• The task
Work through the material below line by line and say how many lines include the word "color". Only the number, please.

• A run of records
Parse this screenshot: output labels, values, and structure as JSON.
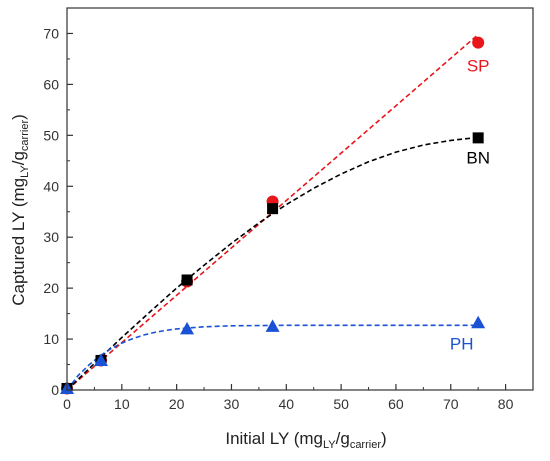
{
  "chart_data": {
    "type": "scatter",
    "title": "",
    "xlabel": {
      "main": "Initial LY (mg",
      "sub1": "LY",
      "mid": "/g",
      "sub2": "carrier",
      "end": ")"
    },
    "ylabel": {
      "main": "Captured LY (mg",
      "sub1": "LY",
      "mid": "/g",
      "sub2": "carrier",
      "end": ")"
    },
    "xlim": [
      0,
      85
    ],
    "ylim": [
      0,
      75
    ],
    "xticks": [
      0,
      10,
      20,
      30,
      40,
      50,
      60,
      70,
      80
    ],
    "yticks": [
      0,
      10,
      20,
      30,
      40,
      50,
      60,
      70
    ],
    "grid": false,
    "series": [
      {
        "name": "SP",
        "color": "#e8161b",
        "marker": "circle",
        "x": [
          0,
          6.2,
          21.9,
          37.5,
          75
        ],
        "y": [
          0.3,
          5.8,
          21.3,
          37.0,
          68.2
        ],
        "fit": [
          [
            0,
            0
          ],
          [
            20,
            18.6
          ],
          [
            40,
            37.2
          ],
          [
            60,
            55.8
          ],
          [
            75,
            69.8
          ]
        ],
        "label_at": [
          75,
          62.5
        ]
      },
      {
        "name": "BN",
        "color": "#000000",
        "marker": "square",
        "x": [
          0,
          6.2,
          21.9,
          37.5,
          75
        ],
        "y": [
          0.3,
          5.8,
          21.6,
          35.6,
          49.5
        ],
        "fit": [
          [
            0,
            0
          ],
          [
            5,
            5.2
          ],
          [
            10,
            10.3
          ],
          [
            15,
            15.2
          ],
          [
            20,
            20.0
          ],
          [
            25,
            24.5
          ],
          [
            30,
            28.8
          ],
          [
            35,
            32.8
          ],
          [
            40,
            36.4
          ],
          [
            45,
            39.6
          ],
          [
            50,
            42.4
          ],
          [
            55,
            44.8
          ],
          [
            60,
            46.7
          ],
          [
            65,
            48.1
          ],
          [
            70,
            49.0
          ],
          [
            75,
            49.6
          ]
        ],
        "label_at": [
          75,
          44.5
        ]
      },
      {
        "name": "PH",
        "color": "#1a52d6",
        "marker": "triangle",
        "x": [
          0,
          6.2,
          21.9,
          37.5,
          75
        ],
        "y": [
          0.3,
          5.8,
          12.0,
          12.5,
          13.2
        ],
        "fit": [
          [
            0,
            0
          ],
          [
            2,
            2.8
          ],
          [
            4,
            4.9
          ],
          [
            6,
            6.7
          ],
          [
            8,
            8.1
          ],
          [
            10,
            9.2
          ],
          [
            12,
            10.1
          ],
          [
            14,
            10.8
          ],
          [
            16,
            11.3
          ],
          [
            18,
            11.7
          ],
          [
            20,
            12.0
          ],
          [
            25,
            12.4
          ],
          [
            30,
            12.6
          ],
          [
            40,
            12.7
          ],
          [
            50,
            12.7
          ],
          [
            60,
            12.7
          ],
          [
            75,
            12.7
          ]
        ],
        "label_at": [
          72,
          8.0
        ]
      }
    ]
  }
}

• Right answer
3